"""

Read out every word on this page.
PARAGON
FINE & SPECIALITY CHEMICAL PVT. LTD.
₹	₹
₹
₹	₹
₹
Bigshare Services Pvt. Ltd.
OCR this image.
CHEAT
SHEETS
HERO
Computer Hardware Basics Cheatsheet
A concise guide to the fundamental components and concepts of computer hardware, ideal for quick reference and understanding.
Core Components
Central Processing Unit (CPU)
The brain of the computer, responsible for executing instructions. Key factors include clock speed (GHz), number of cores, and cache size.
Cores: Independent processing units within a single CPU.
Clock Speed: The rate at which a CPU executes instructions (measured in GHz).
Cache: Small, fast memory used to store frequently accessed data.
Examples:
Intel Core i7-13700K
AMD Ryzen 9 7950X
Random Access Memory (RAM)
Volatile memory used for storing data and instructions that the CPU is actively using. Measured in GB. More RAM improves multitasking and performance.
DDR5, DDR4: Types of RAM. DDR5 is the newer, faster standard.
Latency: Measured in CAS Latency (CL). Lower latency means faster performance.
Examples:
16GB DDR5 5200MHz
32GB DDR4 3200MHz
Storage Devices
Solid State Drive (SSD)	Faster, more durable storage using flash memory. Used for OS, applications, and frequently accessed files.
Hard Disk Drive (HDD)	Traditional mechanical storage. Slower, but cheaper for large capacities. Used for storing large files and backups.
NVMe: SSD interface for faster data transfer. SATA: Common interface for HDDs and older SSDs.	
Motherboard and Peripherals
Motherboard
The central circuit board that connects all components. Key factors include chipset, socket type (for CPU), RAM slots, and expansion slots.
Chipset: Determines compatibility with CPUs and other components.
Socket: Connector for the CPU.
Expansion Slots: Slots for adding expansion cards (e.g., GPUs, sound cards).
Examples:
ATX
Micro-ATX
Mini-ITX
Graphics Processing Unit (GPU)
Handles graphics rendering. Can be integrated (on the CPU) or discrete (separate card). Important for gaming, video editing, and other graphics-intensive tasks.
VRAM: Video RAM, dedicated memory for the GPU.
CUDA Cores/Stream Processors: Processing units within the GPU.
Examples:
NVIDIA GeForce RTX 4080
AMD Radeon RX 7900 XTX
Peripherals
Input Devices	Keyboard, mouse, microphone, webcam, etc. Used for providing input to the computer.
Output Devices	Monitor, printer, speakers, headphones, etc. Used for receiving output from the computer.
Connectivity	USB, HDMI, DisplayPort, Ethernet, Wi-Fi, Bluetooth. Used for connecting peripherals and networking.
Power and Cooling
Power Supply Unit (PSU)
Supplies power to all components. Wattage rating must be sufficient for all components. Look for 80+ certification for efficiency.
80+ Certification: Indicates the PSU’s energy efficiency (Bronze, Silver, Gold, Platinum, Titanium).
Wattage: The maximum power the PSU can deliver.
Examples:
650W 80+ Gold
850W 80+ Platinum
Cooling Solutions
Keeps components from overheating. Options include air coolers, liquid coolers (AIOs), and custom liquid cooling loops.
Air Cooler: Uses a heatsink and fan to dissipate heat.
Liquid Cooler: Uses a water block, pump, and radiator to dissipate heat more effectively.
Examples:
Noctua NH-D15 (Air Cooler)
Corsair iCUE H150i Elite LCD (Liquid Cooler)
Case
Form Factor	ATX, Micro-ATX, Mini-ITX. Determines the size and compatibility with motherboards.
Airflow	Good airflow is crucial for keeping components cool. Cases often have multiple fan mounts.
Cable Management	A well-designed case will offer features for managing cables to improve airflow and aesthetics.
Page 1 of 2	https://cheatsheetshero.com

"""

= Task prompt =
In the records above, how many lines hold the string "using"? Reply with only the number.

= Response for this exercise =
2